■ Exercise requirements
Pull out every line containing the string "作表语或状语".

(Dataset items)
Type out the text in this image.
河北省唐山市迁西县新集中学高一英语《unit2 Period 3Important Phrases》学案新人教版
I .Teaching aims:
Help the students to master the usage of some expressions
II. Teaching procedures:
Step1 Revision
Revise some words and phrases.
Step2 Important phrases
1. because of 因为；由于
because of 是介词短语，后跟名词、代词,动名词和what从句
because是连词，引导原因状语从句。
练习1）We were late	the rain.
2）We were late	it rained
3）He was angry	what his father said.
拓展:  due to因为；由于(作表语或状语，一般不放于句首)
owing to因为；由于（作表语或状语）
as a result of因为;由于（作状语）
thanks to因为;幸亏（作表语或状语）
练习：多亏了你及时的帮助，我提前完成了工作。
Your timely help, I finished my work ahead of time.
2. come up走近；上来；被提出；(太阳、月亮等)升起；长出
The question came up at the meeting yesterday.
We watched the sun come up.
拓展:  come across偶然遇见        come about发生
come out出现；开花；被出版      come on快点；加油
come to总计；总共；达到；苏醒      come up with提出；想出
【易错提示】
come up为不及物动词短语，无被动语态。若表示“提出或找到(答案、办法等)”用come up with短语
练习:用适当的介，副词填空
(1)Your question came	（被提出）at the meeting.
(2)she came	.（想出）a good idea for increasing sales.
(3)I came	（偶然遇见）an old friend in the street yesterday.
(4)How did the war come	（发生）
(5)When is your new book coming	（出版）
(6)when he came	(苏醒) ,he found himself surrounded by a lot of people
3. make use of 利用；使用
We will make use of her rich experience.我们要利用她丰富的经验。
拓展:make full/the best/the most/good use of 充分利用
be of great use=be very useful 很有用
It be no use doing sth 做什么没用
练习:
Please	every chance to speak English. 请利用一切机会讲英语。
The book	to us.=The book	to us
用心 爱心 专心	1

■ Final result
拓展:  due to因为；由于(作表语或状语，一般不放于句首)
owing to因为；由于（作表语或状语）
thanks to因为;幸亏（作表语或状语）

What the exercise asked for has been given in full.